Write the data out again exactly, dropping any images it holds.

↓

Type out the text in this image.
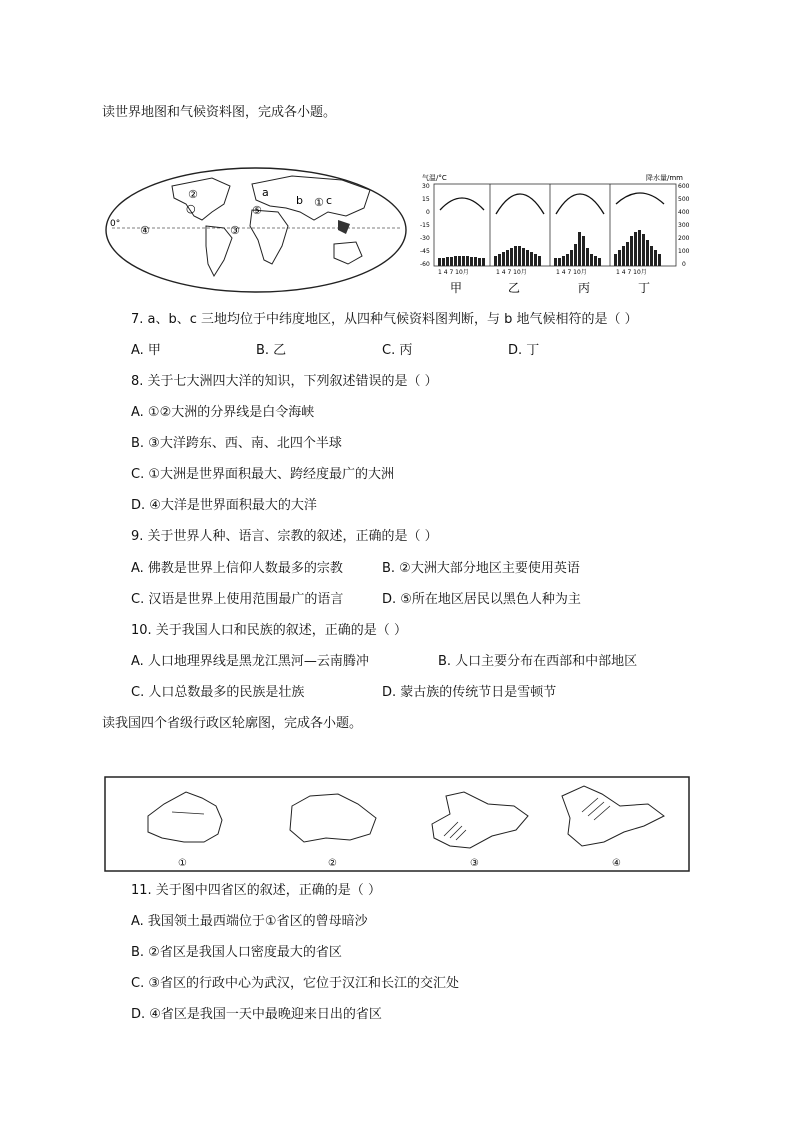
读世界地图和气候资料图，完成各小题。
②
○
④	③
⑤
①
b c
a
0°
气温/°C	降水量/mm
30
15
0
-15
-30
-45
-60
600
500
400
300
200
100
0
1 4 7 10月	1 4 7 10月	1 4 7 10月	1 4 7 10月
甲	乙	丙	丁
7. a、b、c 三地均位于中纬度地区，从四种气候资料图判断，与 b 地气候相符的是（ ）
A. 甲	B. 乙	C. 丙	D. 丁
8. 关于七大洲四大洋的知识，下列叙述错误的是（ ）
A. ①②大洲的分界线是白令海峡
B. ③大洋跨东、西、南、北四个半球
C. ①大洲是世界面积最大、跨经度最广的大洲
D. ④大洋是世界面积最大的大洋
9. 关于世界人种、语言、宗教的叙述，正确的是（ ）
A. 佛教是世界上信仰人数最多的宗教	B. ②大洲大部分地区主要使用英语
C. 汉语是世界上使用范围最广的语言	D. ⑤所在地区居民以黑色人种为主
10. 关于我国人口和民族的叙述，正确的是（ ）
A. 人口地理界线是黑龙江黑河—云南腾冲	B. 人口主要分布在西部和中部地区
C. 人口总数最多的民族是壮族	D. 蒙古族的传统节日是雪顿节
读我国四个省级行政区轮廓图，完成各小题。
①	②	③	④
11. 关于图中四省区的叙述，正确的是（ ）
A. 我国领土最西端位于①省区的曾母暗沙
B. ②省区是我国人口密度最大的省区
C. ③省区的行政中心为武汉，它位于汉江和长江的交汇处
D. ④省区是我国一天中最晚迎来日出的省区
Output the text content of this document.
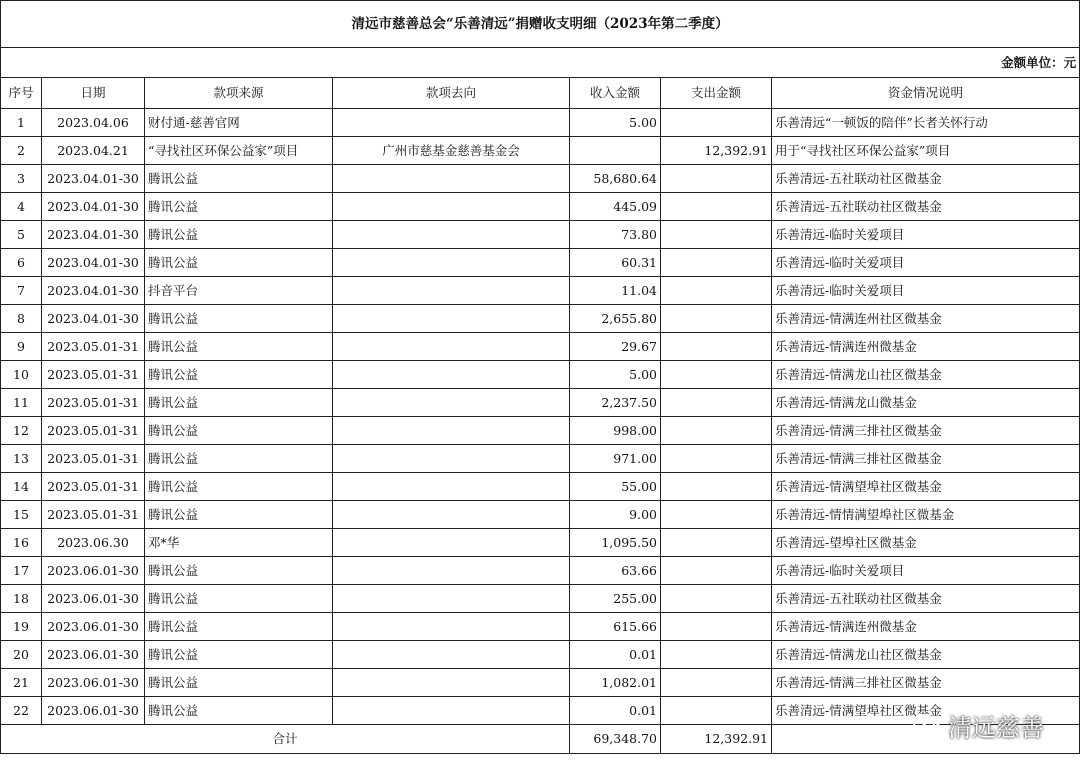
清远市慈善总会“乐善清远”捐赠收支明细（2023年第二季度）						
金额单位：元						
序号	日期	款项来源	款项去向	收入金额	支出金额	资金情况说明
1	2023.04.06	财付通-慈善官网		5.00		乐善清远“一顿饭的陪伴”长者关怀行动
2	2023.04.21	“寻找社区环保公益家”项目	广州市慈基金慈善基金会		12,392.91	用于“寻找社区环保公益家”项目
3	2023.04.01-30	腾讯公益		58,680.64		乐善清远-五社联动社区微基金
4	2023.04.01-30	腾讯公益		445.09		乐善清远-五社联动社区微基金
5	2023.04.01-30	腾讯公益		73.80		乐善清远-临时关爱项目
6	2023.04.01-30	腾讯公益		60.31		乐善清远-临时关爱项目
7	2023.04.01-30	抖音平台		11.04		乐善清远-临时关爱项目
8	2023.04.01-30	腾讯公益		2,655.80		乐善清远-情满连州社区微基金
9	2023.05.01-31	腾讯公益		29.67		乐善清远-情满连州微基金
10	2023.05.01-31	腾讯公益		5.00		乐善清远-情满龙山社区微基金
11	2023.05.01-31	腾讯公益		2,237.50		乐善清远-情满龙山微基金
12	2023.05.01-31	腾讯公益		998.00		乐善清远-情满三排社区微基金
13	2023.05.01-31	腾讯公益		971.00		乐善清远-情满三排社区微基金
14	2023.05.01-31	腾讯公益		55.00		乐善清远-情满望埠社区微基金
15	2023.05.01-31	腾讯公益		9.00		乐善清远-情情满望埠社区微基金
16	2023.06.30	邓*华		1,095.50		乐善清远-望埠社区微基金
17	2023.06.01-30	腾讯公益		63.66		乐善清远-临时关爱项目
18	2023.06.01-30	腾讯公益		255.00		乐善清远-五社联动社区微基金
19	2023.06.01-30	腾讯公益		615.66		乐善清远-情满连州微基金
20	2023.06.01-30	腾讯公益		0.01		乐善清远-情满龙山社区微基金
21	2023.06.01-30	腾讯公益		1,082.01		乐善清远-情满三排社区微基金
22	2023.06.01-30	腾讯公益		0.01		乐善清远-情满望埠社区微基金
合计				69,348.70	12,392.91		清远慈善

↑

**TASK ANSWER**
Type out the text in this image.
读世界地图和气候资料图，完成各小题。
②
○
④	③
⑤
①
b c
a
0°
气温/°C	降水量/mm
30
15
0
-15
-30
-45
-60
600
500
400
300
200
100
0
1 4 7 10月	1 4 7 10月	1 4 7 10月	1 4 7 10月
甲	乙	丙	丁
7. a、b、c 三地均位于中纬度地区，从四种气候资料图判断，与 b 地气候相符的是（ ）
A. 甲	B. 乙	C. 丙	D. 丁
8. 关于七大洲四大洋的知识，下列叙述错误的是（ ）
A. ①②大洲的分界线是白令海峡
B. ③大洋跨东、西、南、北四个半球
C. ①大洲是世界面积最大、跨经度最广的大洲
D. ④大洋是世界面积最大的大洋
9. 关于世界人种、语言、宗教的叙述，正确的是（ ）
A. 佛教是世界上信仰人数最多的宗教	B. ②大洲大部分地区主要使用英语
C. 汉语是世界上使用范围最广的语言	D. ⑤所在地区居民以黑色人种为主
10. 关于我国人口和民族的叙述，正确的是（ ）
A. 人口地理界线是黑龙江黑河—云南腾冲	B. 人口主要分布在西部和中部地区
C. 人口总数最多的民族是壮族	D. 蒙古族的传统节日是雪顿节
读我国四个省级行政区轮廓图，完成各小题。
①	②	③	④
11. 关于图中四省区的叙述，正确的是（ ）
A. 我国领土最西端位于①省区的曾母暗沙
B. ②省区是我国人口密度最大的省区
C. ③省区的行政中心为武汉，它位于汉江和长江的交汇处
D. ④省区是我国一天中最晚迎来日出的省区
Output the text content of this document.
清远市慈善总会“乐善清远”捐赠收支明细（2023年第二季度）						
金额单位：元						
序号	日期	款项来源	款项去向	收入金额	支出金额	资金情况说明
1	2023.04.06	财付通-慈善官网		5.00		乐善清远“一顿饭的陪伴”长者关怀行动
2	2023.04.21	“寻找社区环保公益家”项目	广州市慈基金慈善基金会		12,392.91	用于“寻找社区环保公益家”项目
3	2023.04.01-30	腾讯公益		58,680.64		乐善清远-五社联动社区微基金
4	2023.04.01-30	腾讯公益		445.09		乐善清远-五社联动社区微基金
5	2023.04.01-30	腾讯公益		73.80		乐善清远-临时关爱项目
6	2023.04.01-30	腾讯公益		60.31		乐善清远-临时关爱项目
7	2023.04.01-30	抖音平台		11.04		乐善清远-临时关爱项目
8	2023.04.01-30	腾讯公益		2,655.80		乐善清远-情满连州社区微基金
9	2023.05.01-31	腾讯公益		29.67		乐善清远-情满连州微基金
10	2023.05.01-31	腾讯公益		5.00		乐善清远-情满龙山社区微基金
11	2023.05.01-31	腾讯公益		2,237.50		乐善清远-情满龙山微基金
12	2023.05.01-31	腾讯公益		998.00		乐善清远-情满三排社区微基金
13	2023.05.01-31	腾讯公益		971.00		乐善清远-情满三排社区微基金
14	2023.05.01-31	腾讯公益		55.00		乐善清远-情满望埠社区微基金
15	2023.05.01-31	腾讯公益		9.00		乐善清远-情情满望埠社区微基金
16	2023.06.30	邓*华		1,095.50		乐善清远-望埠社区微基金
17	2023.06.01-30	腾讯公益		63.66		乐善清远-临时关爱项目
18	2023.06.01-30	腾讯公益		255.00		乐善清远-五社联动社区微基金
19	2023.06.01-30	腾讯公益		615.66		乐善清远-情满连州微基金
20	2023.06.01-30	腾讯公益		0.01		乐善清远-情满龙山社区微基金
21	2023.06.01-30	腾讯公益		1,082.01		乐善清远-情满三排社区微基金
22	2023.06.01-30	腾讯公益		0.01		乐善清远-情满望埠社区微基金
合计				69,348.70	12,392.91		清远慈善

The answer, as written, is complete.